_TASK GOAL_
Reproduce the listing below without changes, except that pictures are left out.

[Chart and figure data]
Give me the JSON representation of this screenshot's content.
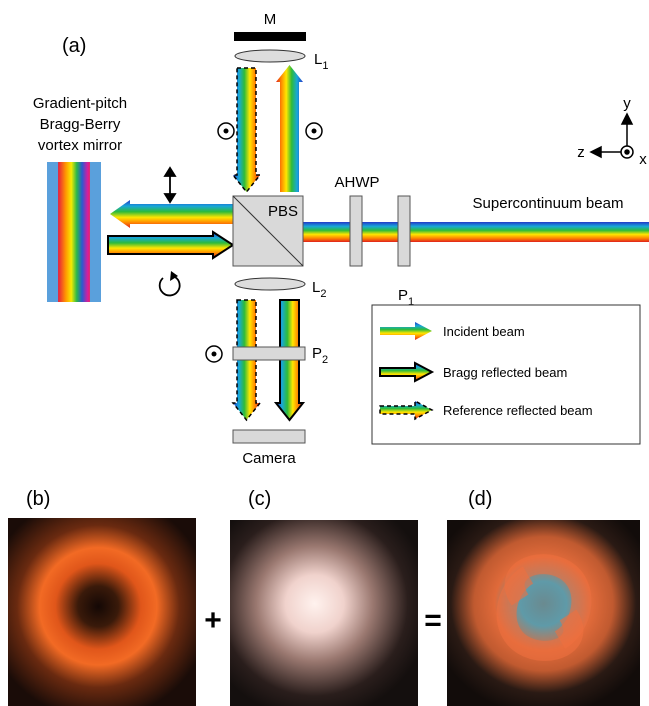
{
  "panel_a": {
    "label": "(a)",
    "mirror_label": [
      "Gradient-pitch",
      "Bragg-Berry",
      "vortex mirror"
    ],
    "components": {
      "M": "M",
      "L1": {
        "base": "L",
        "sub": "1"
      },
      "L2": {
        "base": "L",
        "sub": "2"
      },
      "PBS": "PBS",
      "AHWP": "AHWP",
      "P1": {
        "base": "P",
        "sub": "1"
      },
      "P2": {
        "base": "P",
        "sub": "2"
      },
      "camera": "Camera"
    },
    "beam_label": "Supercontinuum beam",
    "axes": {
      "y": "y",
      "z": "z",
      "x": "x"
    },
    "legend": [
      "Incident beam",
      "Bragg reflected beam",
      "Reference reflected beam"
    ]
  },
  "panels": [
    {
      "label": "(b)"
    },
    {
      "label": "(c)"
    },
    {
      "label": "(d)"
    }
  ],
  "operators": [
    "+",
    "="
  ]
}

_TASK RESPONSE_
Give me the JSON representation of this screenshot's content.
{
  "panel_a": {
    "label": "(a)",
    "mirror_label": [
      "Gradient-pitch",
      "Bragg-Berry",
      "vortex mirror"
    ],
    "components": {
      "M": "M",
      "L1": {
        "base": "L",
        "sub": "1"
      },
      "L2": {
        "base": "L",
        "sub": "2"
      },
      "PBS": "PBS",
      "AHWP": "AHWP",
      "P1": {
        "base": "P",
        "sub": "1"
      },
      "P2": {
        "base": "P",
        "sub": "2"
      },
      "camera": "Camera"
    },
    "beam_label": "Supercontinuum beam",
    "axes": {
      "y": "y",
      "z": "z",
      "x": "x"
    },
    "legend": [
      "Incident beam",
      "Bragg reflected beam",
      "Reference reflected beam"
    ]
  },
  "panels": [
    {
      "label": "(b)"
    },
    {
      "label": "(c)"
    },
    {
      "label": "(d)"
    }
  ],
  "operators": [
    "+",
    "="
  ]
}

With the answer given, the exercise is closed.